[START OF Article]

[PATCH] D36562: [Bitfield] Make the bitfield a separate location if it has width of legal integer type and its bit offset is naturally aligned for the type
Hal Finkel via llvm-commits
llvm-commits at lists.llvm.org
Sun Sep 3 22:40:47 PDT 2017
On 09/04/2017 12:12 AM, Xinliang David Li wrote:
>
>
> On Sun, Sep 3, 2017 at 9:23 PM, Hal Finkel <hfinkel at anl.gov
> <mailto:hfinkel at anl.gov>> wrote:
>
>
> On 09/03/2017 11:06 PM, Xinliang David Li wrote:
>> I think we can think this in another way.
>>
>> For modern CPU architectures which supports store forwarding with
>> store queues, it is generally not "safe" to blindly do local
>> optimizations to widen the load/stores
>
> Why not widen stores? Generally the problem with store forwarding
> is where the load is wider than the store (plus alignment issues).

[END OF Article]
[START OF Data rows]

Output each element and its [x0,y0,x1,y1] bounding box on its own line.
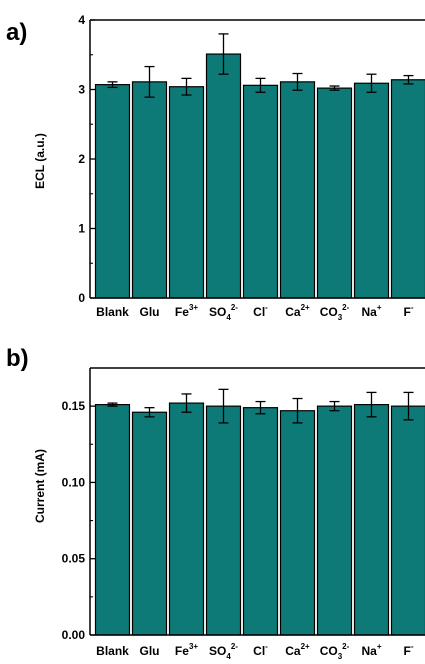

[END OF Data rows]
[START OF Data rows]

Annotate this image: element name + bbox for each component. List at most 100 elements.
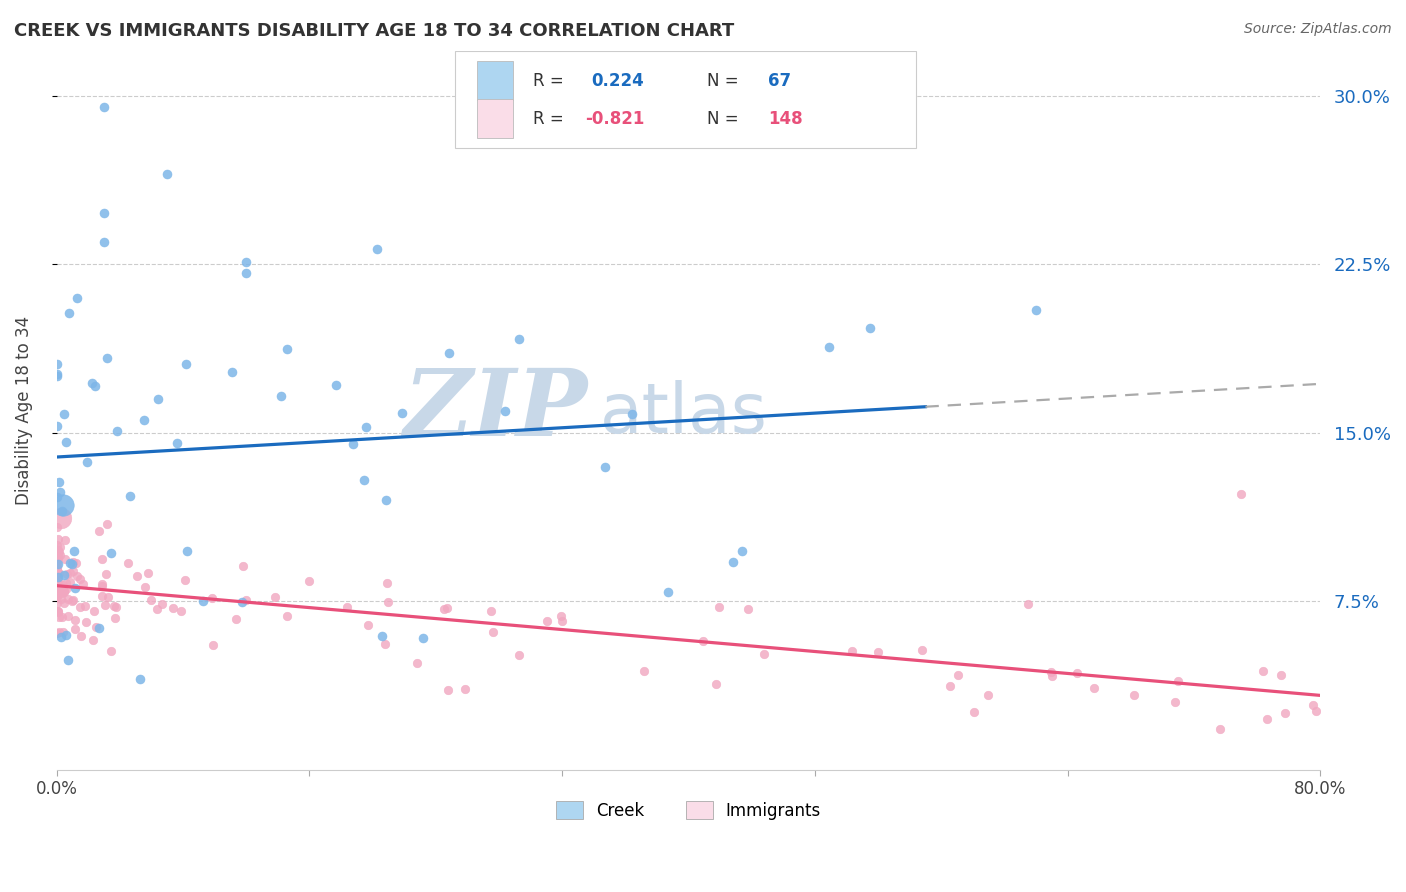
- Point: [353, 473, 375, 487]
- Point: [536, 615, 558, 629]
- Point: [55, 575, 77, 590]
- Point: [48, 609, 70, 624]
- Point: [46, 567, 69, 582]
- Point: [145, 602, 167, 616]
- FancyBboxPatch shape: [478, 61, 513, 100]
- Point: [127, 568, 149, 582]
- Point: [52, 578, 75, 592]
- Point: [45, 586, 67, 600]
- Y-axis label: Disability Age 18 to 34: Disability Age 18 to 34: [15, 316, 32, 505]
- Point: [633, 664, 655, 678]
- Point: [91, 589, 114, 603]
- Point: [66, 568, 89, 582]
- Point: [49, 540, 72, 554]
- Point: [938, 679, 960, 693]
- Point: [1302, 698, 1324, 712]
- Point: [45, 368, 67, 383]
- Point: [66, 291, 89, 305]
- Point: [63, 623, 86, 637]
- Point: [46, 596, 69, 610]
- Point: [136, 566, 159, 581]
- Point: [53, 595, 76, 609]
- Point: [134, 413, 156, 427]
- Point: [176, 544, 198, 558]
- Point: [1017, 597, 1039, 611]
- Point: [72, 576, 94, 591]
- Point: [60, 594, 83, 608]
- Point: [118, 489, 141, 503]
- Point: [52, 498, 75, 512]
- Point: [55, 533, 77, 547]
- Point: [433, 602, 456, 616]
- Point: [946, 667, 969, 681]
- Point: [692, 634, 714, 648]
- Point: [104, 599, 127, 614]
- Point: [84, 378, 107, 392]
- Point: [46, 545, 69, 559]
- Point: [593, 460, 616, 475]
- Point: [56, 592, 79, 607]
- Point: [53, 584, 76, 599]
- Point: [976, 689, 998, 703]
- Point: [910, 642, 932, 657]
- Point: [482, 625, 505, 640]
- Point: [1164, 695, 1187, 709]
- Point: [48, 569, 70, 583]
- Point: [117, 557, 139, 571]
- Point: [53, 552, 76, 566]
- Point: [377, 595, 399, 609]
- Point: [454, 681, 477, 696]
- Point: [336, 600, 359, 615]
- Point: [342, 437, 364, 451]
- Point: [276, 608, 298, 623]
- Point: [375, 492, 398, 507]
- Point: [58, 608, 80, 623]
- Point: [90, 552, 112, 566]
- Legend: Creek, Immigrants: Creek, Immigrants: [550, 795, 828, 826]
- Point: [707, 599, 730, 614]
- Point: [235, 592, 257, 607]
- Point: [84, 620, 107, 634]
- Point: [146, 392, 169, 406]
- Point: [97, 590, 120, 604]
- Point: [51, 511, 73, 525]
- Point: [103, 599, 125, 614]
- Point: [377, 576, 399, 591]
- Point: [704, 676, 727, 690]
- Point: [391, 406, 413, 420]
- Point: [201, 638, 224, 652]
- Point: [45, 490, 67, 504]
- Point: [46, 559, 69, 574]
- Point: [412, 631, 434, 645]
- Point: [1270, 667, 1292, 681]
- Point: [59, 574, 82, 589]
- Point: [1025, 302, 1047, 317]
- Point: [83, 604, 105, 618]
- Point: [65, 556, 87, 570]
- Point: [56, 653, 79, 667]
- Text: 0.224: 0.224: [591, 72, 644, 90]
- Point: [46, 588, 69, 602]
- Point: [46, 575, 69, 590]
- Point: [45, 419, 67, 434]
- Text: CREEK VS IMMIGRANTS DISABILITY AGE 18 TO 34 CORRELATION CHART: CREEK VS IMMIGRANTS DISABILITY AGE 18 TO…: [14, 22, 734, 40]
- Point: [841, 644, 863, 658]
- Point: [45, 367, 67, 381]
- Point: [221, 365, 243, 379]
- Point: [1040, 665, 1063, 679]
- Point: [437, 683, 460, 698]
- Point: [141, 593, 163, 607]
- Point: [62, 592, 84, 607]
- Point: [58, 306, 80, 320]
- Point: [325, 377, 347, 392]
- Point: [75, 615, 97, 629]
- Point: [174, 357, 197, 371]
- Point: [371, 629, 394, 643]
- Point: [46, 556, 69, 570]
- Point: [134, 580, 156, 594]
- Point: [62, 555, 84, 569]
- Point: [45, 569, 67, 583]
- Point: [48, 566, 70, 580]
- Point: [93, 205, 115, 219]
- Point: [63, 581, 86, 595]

[END OF Data rows]

Task list:
**1.** In the patch discussion, what is generally the problem with store forwarding?
**2.** Rewrite the paragraph beginning "For modern CPU architectures" in the patch discussion as one shorter sentence that keeps its main point.
**3.** From the patch discussion, quote the stretch from "[PATCH] D36562: [Bitfield]" through "in another way.".

Results:
**1.** The load is wider than the store, plus alignment issues.

**2.** On modern CPUs that support store forwarding with store queues, blindly widening loads and stores through local optimizations is generally unsafe.

**3.**
[PATCH] D36562: [Bitfield] Make the bitfield a separate location if it has width of legal integer type and its bit offset is naturally aligned for the type
Hal Finkel via llvm-commits
llvm-commits at lists.llvm.org
Sun Sep 3 22:40:47 PDT 2017
On 09/04/2017 12:12 AM, Xinliang David Li wrote:
>
>
> On Sun, Sep 3, 2017 at 9:23 PM, Hal Finkel <hfinkel at anl.gov
> <mailto:hfinkel at anl.gov>> wrote:
>
>
> On 09/03/2017 11:06 PM, Xinliang David Li wrote:
>> I think we can think this in another way.